→ **STATED GOAL**: For each line that holds "arbre", copy the line out.

BEGIN DATA

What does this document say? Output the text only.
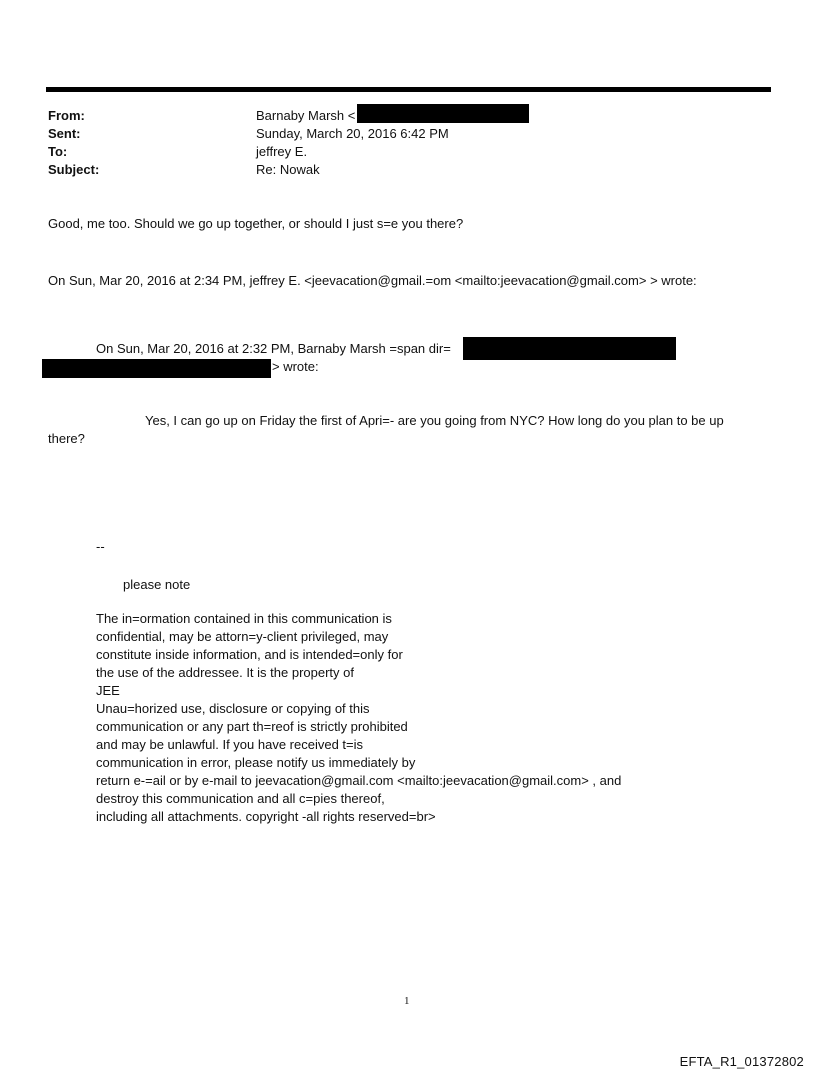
From:	Barnaby Marsh <
Sent:	Sunday, March 20, 2016 6:42 PM
To:	jeffrey E.
Subject:	Re: Nowak
Good, me too. Should we go up together, or should I just s=e you there?
On Sun, Mar 20, 2016 at 2:34 PM, jeffrey E. <jeevacation@gmail.=om <mailto:jeevacation@gmail.com> > wrote:
On Sun, Mar 20, 2016 at 2:32 PM, Barnaby Marsh =span dir=
> wrote:
Yes, I can go up on Friday the first of Apri=- are you going from NYC? How long do you plan to be up
there?
--
please note
The in=ormation contained in this communication is
confidential, may be attorn=y-client privileged, may
constitute inside information, and is intended=only for
the use of the addressee. It is the property of
JEE
Unau=horized use, disclosure or copying of this
communication or any part th=reof is strictly prohibited
and may be unlawful. If you have received t=is
communication in error, please notify us immediately by
return e-=ail or by e-mail to jeevacation@gmail.com <mailto:jeevacation@gmail.com> , and
destroy this communication and all c=pies thereof,
including all attachments. copyright -all rights reserved=br>
1
EFTA_R1_01372802
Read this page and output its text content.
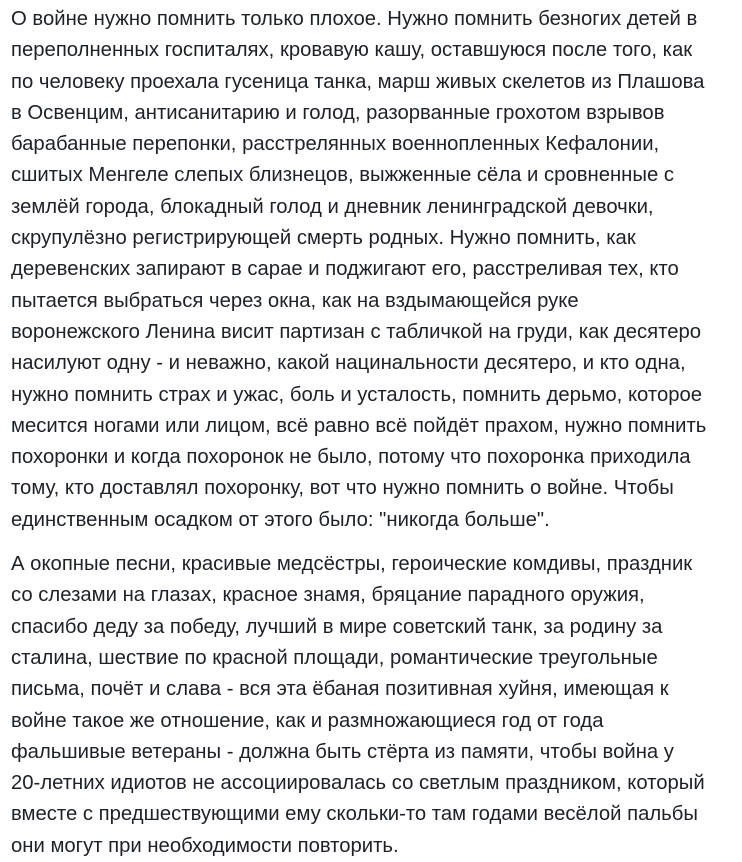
О войне нужно помнить только плохое. Нужно помнить безногих детей в
переполненных госпиталях, кровавую кашу, оставшуюся после того, как
по человеку проехала гусеница танка, марш живых скелетов из Плашова
в Освенцим, антисанитарию и голод, разорванные грохотом взрывов
барабанные перепонки, расстрелянных военнопленных Кефалонии,
сшитых Менгеле слепых близнецов, выжженные сёла и сровненные с
землёй города, блокадный голод и дневник ленинградской девочки,
скрупулёзно регистрирующей смерть родных. Нужно помнить, как
деревенских запирают в сарае и поджигают его, расстреливая тех, кто
пытается выбраться через окна, как на вздымающейся руке
воронежского Ленина висит партизан с табличкой на груди, как десятеро
насилуют одну - и неважно, какой нацинальности десятеро, и кто одна,
нужно помнить страх и ужас, боль и усталость, помнить дерьмо, которое
месится ногами или лицом, всё равно всё пойдёт прахом, нужно помнить
похоронки и когда похоронок не было, потому что похоронка приходила
тому, кто доставлял похоронку, вот что нужно помнить о войне. Чтобы
единственным осадком от этого было: "никогда больше".

А окопные песни, красивые медсёстры, героические комдивы, праздник
со слезами на глазах, красное знамя, бряцание парадного оружия,
спасибо деду за победу, лучший в мире советский танк, за родину за
сталина, шествие по красной площади, романтические треугольные
письма, почёт и слава - вся эта ёбаная позитивная хуйня, имеющая к
войне такое же отношение, как и размножающиеся год от года
фальшивые ветераны - должна быть стёрта из памяти, чтобы война у
20-летних идиотов не ассоциировалась со светлым праздником, который
вместе с предшествующими ему скольки-то там годами весёлой пальбы
они могут при необходимости повторить.
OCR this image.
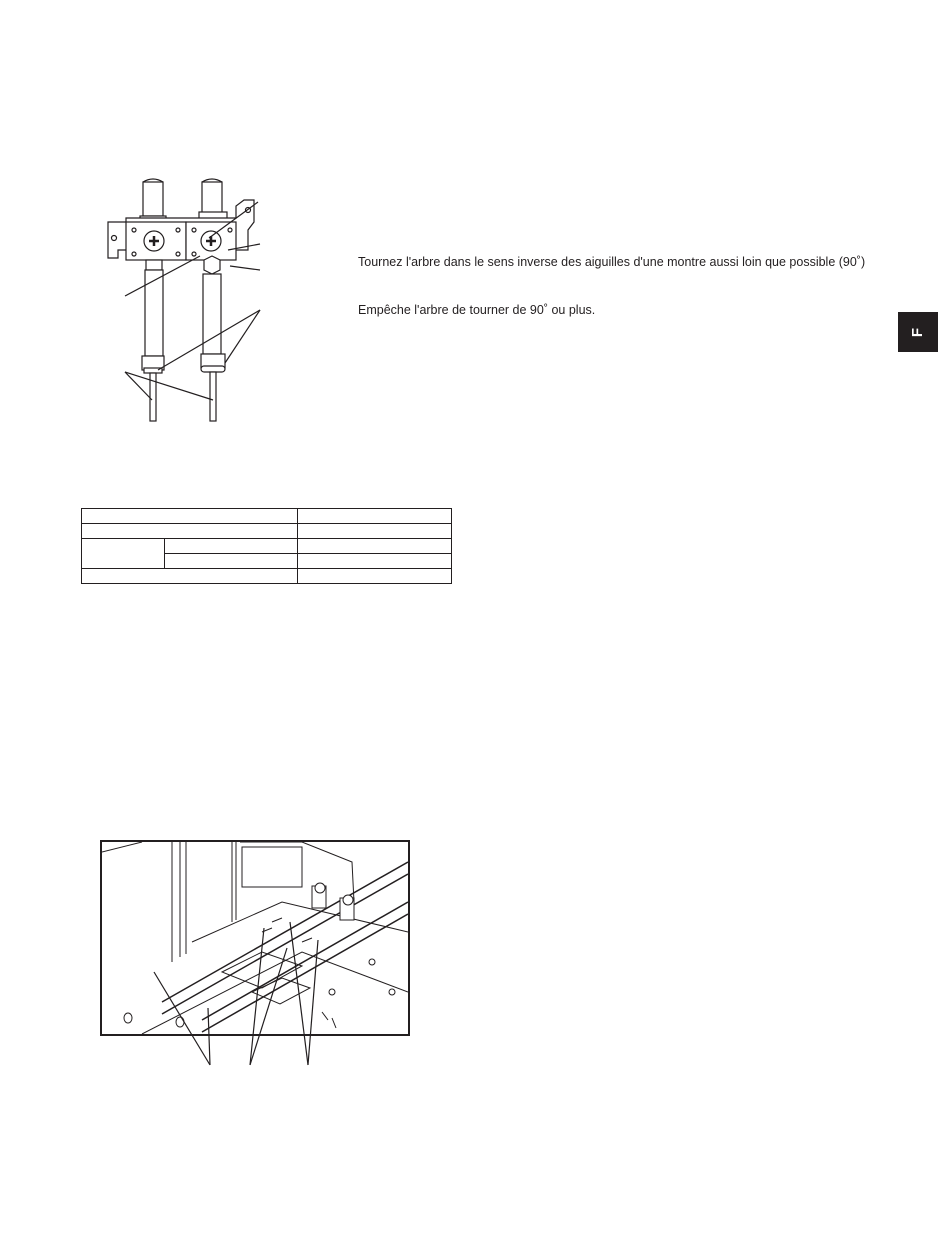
Tournez l'arbre dans le sens inverse des aiguilles d'une montre aussi loin que possible (90˚)
Empêche l'arbre de tourner de 90˚ ou plus.
F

END DATA

→ **ANSWER TO THE TASK**:
Tournez l'arbre dans le sens inverse des aiguilles d'une montre aussi loin que possible (90˚)
Empêche l'arbre de tourner de 90˚ ou plus.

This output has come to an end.